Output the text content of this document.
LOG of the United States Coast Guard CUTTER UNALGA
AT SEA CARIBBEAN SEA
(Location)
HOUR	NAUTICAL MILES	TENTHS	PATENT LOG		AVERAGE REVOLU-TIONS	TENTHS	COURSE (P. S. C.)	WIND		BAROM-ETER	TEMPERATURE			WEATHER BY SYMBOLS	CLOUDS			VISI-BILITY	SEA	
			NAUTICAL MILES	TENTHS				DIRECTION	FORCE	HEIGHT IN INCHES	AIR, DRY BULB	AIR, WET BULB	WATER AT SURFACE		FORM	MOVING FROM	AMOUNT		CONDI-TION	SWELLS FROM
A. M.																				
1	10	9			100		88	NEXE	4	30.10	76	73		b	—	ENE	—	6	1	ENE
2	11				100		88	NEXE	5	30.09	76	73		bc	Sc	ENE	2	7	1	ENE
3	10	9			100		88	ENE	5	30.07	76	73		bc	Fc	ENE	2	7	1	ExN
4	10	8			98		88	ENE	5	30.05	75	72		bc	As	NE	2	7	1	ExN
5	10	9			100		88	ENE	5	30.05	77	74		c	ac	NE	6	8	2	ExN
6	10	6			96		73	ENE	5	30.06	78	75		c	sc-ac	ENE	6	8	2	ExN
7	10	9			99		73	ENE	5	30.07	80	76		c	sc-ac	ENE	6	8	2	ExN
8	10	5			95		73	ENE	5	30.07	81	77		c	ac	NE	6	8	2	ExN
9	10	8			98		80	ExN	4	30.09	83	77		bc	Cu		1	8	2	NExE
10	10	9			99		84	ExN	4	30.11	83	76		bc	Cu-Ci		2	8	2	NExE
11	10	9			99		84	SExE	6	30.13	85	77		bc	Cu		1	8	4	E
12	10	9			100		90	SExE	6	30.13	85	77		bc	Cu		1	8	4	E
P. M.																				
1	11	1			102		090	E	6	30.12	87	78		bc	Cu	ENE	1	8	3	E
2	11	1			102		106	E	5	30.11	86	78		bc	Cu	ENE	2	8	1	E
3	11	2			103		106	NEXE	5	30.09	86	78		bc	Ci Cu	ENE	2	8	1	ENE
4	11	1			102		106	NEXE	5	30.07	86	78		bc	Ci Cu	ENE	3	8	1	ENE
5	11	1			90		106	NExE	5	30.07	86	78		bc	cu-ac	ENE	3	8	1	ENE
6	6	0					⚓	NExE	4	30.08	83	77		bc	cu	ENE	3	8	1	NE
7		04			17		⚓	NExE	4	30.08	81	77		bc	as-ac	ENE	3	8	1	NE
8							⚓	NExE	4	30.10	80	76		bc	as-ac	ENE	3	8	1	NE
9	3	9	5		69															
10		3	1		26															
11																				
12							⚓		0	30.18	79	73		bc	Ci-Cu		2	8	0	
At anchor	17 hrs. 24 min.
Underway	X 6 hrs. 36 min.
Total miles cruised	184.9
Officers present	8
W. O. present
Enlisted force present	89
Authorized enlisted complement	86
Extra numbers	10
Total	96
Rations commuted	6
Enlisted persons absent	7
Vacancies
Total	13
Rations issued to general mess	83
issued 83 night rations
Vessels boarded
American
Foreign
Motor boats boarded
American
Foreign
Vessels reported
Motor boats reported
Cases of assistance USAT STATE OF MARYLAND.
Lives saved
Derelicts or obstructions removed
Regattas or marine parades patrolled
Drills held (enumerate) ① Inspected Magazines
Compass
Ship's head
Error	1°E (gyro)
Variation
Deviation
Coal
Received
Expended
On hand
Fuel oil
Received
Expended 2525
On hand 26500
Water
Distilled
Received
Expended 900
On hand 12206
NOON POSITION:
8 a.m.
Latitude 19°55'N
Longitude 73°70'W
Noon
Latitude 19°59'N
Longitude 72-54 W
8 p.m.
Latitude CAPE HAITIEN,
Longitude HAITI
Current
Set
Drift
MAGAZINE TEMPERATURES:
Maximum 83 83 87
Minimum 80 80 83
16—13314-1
========================
- [EXERCISE DIRECTIONS]:
Filter the entries above down to the lines containing the word "boats".

- [RIGHT ANSWER]:
Motor boats boarded
Motor boats reported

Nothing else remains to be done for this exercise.